Whenever "filled" occurs in a line of the material, list that line.

• • • •

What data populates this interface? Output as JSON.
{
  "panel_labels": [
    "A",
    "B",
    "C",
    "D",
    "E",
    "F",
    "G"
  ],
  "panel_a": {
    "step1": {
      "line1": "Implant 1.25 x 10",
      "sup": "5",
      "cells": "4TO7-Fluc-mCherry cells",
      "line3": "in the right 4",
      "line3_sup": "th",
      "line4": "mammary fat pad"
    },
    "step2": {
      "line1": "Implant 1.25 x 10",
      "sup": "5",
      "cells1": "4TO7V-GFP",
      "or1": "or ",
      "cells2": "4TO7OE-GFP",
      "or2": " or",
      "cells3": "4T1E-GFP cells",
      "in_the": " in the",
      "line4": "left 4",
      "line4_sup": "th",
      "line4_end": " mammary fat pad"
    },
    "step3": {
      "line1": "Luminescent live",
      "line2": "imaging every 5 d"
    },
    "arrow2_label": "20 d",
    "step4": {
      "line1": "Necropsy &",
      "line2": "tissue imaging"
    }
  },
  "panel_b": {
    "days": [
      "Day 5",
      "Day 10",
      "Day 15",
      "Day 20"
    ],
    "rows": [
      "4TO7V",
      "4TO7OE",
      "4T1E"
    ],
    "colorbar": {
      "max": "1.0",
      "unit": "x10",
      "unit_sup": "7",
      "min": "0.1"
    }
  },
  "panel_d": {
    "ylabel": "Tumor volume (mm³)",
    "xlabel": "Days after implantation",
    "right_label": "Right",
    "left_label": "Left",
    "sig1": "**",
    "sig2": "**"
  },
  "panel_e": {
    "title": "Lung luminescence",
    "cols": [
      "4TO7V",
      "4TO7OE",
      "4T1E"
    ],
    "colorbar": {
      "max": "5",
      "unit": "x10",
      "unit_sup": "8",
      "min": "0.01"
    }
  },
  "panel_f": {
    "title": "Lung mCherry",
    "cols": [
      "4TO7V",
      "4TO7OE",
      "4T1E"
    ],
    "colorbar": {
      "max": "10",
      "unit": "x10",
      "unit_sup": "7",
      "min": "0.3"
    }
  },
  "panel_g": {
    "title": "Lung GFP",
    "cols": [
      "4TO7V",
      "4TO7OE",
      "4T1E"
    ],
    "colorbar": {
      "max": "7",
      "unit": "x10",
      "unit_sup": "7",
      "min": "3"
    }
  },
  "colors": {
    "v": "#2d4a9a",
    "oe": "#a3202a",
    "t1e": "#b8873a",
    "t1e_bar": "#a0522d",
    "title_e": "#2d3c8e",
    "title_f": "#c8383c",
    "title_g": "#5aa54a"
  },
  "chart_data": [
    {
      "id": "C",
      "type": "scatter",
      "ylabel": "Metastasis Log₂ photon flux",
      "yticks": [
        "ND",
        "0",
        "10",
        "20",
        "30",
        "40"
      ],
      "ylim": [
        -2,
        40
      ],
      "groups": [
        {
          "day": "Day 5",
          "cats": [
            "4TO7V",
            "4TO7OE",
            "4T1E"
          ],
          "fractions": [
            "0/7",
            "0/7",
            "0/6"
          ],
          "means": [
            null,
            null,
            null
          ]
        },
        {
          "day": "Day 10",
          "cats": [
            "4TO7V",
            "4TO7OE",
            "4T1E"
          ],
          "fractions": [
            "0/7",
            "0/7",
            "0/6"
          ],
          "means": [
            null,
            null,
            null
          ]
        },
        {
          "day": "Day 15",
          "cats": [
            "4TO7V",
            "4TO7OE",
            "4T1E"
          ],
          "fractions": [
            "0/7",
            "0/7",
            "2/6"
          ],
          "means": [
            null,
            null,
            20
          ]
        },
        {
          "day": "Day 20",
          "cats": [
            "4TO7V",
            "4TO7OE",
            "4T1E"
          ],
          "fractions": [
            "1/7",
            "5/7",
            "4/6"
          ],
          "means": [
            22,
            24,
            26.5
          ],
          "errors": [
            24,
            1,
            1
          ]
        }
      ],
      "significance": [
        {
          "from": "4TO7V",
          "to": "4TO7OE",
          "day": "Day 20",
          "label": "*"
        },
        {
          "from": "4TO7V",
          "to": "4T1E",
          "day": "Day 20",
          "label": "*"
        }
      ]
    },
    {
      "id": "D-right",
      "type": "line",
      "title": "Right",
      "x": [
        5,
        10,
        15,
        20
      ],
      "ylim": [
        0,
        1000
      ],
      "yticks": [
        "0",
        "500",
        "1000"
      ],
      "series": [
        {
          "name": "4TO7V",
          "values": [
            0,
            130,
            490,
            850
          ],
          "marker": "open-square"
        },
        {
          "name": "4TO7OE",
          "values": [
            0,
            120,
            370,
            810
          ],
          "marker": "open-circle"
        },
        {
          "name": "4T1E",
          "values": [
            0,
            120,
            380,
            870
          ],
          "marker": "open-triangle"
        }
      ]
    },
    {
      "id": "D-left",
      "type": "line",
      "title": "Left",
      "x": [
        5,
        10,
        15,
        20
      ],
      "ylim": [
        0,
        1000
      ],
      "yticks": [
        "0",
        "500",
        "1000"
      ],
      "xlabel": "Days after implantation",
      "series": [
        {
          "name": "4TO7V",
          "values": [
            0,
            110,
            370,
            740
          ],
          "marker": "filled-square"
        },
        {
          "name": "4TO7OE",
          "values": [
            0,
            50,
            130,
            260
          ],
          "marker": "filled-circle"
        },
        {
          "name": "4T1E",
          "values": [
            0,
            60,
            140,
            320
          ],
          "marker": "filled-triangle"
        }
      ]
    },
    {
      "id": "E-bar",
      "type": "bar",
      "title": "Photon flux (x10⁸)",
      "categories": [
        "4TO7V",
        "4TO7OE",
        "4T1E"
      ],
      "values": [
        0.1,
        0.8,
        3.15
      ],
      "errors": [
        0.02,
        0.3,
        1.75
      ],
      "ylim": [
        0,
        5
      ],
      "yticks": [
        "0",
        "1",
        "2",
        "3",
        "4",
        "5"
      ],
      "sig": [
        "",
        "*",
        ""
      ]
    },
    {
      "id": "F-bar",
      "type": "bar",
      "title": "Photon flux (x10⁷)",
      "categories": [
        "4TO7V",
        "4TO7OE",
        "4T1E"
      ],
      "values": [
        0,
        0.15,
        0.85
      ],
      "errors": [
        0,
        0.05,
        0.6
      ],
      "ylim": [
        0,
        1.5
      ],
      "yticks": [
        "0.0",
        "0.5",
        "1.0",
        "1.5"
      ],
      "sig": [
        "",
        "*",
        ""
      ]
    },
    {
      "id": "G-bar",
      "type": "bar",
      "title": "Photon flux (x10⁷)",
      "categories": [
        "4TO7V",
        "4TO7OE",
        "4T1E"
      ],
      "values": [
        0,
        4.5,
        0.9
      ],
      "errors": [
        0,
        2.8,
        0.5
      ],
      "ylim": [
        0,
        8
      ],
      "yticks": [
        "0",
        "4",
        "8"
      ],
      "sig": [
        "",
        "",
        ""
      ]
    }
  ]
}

• • • •

● REPLY:
          "marker": "filled-square"
          "marker": "filled-circle"
          "marker": "filled-triangle"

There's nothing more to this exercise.